SELECTION>
— begin —

The memo is interesting. The author is concerned about beefing up the
remainder of the drivetrain to match a higher powered engine, but not about
improving the stability of the vehicle. Today, it's all about keeping the
wheels on the ground and the vehicle pointed in the right direction. Power is
not a problem. Most racing vehicle classes today are power-limited in some
way.

[1] [http://www.superchevy.com/news/1705-the-day-performance-
almo...](http://www.superchevy.com/news/1705-the-day-performance-almost-died)

[2] [http://speedace.info/lead_wedge.htm](http://speedace.info/lead_wedge.htm)

------
csours
A couple notes: RPO means Regular Production Option - as in you can order it
from the factory with those parts.

Also, in the 50s and 60s GM's market share bounced between 40 and 50% (in fact
1986 was the first year that GM fell below 40% US market share). As such,
competition was more fierce between GM divisions like Cadillac and Chevrolet
than between GM and Ford per se. Thus the notes at the end comparing the
Chevrolet engine to the Cadillac engine.

— end —

DATA SECTION>
— begin —

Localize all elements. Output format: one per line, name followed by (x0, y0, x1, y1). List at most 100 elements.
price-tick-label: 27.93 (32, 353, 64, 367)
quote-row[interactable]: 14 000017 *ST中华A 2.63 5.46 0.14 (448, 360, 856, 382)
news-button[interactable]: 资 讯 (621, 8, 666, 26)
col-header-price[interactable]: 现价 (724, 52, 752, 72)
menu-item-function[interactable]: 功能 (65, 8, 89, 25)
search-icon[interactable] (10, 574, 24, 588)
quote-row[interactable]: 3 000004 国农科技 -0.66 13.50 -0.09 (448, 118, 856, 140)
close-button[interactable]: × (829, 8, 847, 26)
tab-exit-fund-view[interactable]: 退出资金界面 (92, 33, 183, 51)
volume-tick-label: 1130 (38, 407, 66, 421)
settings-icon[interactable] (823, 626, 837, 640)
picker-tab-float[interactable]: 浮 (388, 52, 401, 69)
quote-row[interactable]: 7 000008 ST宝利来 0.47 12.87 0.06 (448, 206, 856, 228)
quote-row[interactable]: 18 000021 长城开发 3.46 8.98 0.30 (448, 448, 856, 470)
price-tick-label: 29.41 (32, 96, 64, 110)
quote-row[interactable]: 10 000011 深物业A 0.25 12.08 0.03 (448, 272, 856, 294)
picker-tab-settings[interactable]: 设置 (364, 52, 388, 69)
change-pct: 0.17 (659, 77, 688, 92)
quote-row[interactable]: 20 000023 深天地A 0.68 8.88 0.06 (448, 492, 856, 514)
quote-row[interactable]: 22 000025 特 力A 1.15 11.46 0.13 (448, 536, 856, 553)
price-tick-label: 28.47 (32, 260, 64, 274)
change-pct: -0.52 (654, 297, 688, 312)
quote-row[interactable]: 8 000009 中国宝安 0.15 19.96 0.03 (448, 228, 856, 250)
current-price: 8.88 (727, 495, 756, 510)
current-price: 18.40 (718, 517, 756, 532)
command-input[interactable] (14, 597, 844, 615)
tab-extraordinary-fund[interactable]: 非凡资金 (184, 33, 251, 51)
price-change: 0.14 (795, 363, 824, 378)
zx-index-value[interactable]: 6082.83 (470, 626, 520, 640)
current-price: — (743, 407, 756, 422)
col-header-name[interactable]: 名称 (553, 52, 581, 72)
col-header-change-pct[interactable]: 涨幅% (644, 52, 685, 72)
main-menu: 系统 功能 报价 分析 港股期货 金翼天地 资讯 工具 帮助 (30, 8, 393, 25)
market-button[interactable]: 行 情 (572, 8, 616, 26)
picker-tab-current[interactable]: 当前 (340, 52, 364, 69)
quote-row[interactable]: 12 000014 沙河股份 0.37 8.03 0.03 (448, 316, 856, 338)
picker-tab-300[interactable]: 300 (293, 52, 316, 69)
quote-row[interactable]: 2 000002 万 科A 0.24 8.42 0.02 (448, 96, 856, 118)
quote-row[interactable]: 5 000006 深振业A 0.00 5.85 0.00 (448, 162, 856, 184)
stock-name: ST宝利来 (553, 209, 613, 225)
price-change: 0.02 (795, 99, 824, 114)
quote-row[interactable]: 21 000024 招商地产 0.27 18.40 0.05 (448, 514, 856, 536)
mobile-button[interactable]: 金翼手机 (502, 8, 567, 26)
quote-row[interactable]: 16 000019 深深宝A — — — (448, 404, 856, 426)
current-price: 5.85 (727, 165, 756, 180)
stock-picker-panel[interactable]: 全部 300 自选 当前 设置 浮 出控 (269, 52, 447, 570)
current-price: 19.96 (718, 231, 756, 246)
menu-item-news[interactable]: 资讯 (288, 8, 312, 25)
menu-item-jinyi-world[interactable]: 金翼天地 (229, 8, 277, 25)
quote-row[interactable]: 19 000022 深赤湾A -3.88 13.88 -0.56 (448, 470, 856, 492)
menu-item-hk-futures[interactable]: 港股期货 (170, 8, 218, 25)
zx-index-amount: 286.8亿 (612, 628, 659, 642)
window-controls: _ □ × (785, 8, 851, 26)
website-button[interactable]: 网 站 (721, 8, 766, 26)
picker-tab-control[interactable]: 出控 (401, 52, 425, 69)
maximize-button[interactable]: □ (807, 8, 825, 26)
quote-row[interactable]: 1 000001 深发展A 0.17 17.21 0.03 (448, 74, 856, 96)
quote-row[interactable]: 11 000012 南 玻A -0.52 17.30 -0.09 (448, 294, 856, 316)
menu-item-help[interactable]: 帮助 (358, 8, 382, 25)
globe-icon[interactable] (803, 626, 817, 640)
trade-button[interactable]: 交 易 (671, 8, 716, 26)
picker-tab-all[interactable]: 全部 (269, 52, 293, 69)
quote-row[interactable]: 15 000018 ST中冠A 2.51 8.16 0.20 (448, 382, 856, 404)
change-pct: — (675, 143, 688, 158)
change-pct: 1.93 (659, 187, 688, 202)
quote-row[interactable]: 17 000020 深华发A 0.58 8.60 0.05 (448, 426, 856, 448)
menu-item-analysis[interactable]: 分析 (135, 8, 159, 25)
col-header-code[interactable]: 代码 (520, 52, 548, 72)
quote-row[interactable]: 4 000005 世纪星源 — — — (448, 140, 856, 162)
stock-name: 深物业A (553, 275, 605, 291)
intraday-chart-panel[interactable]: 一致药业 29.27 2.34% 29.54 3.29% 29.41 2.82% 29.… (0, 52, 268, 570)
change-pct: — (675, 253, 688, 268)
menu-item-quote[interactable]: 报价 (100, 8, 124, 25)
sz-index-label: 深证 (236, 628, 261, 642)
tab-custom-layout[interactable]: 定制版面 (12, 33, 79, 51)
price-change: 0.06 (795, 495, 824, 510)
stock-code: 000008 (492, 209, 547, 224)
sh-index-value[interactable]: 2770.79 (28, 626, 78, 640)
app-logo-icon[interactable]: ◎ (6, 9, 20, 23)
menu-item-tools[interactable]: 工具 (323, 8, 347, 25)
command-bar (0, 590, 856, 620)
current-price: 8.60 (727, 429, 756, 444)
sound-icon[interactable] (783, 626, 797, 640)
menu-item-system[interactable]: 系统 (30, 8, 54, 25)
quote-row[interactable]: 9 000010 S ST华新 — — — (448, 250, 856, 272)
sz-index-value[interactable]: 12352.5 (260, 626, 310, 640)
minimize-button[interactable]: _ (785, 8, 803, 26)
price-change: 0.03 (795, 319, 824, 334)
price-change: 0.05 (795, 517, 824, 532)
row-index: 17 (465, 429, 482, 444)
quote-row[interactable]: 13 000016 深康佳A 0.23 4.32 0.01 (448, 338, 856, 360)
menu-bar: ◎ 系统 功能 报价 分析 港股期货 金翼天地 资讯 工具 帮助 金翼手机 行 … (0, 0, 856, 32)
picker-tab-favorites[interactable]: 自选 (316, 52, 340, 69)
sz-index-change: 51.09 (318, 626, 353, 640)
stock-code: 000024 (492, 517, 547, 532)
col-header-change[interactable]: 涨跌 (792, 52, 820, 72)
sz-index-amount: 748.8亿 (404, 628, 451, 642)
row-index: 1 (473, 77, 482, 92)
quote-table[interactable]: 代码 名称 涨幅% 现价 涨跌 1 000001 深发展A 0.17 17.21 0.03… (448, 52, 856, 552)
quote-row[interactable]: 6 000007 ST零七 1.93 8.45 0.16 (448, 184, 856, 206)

— end —

EXERCISE A>
In the forum thread about the GM memo, what does RPO stand for?
EXERCISE B>
Pick up the forum thread about the GM memo right after its last sentence and keep it going.

WRITTEN RESPONSE A>
Regular Production Option

WRITTEN RESPONSE B>
------
cameron_b
It occurs to me that this very pattern could be seen in the iPhone development
history.

“We’re behind in the smartphone market But from what we see as the driving
factor for adoption, we need to come to market with a capable base component,
and pre-load the app environment with anything that users could want, we’ll
even make the developer ecosystem rich with expansion options.”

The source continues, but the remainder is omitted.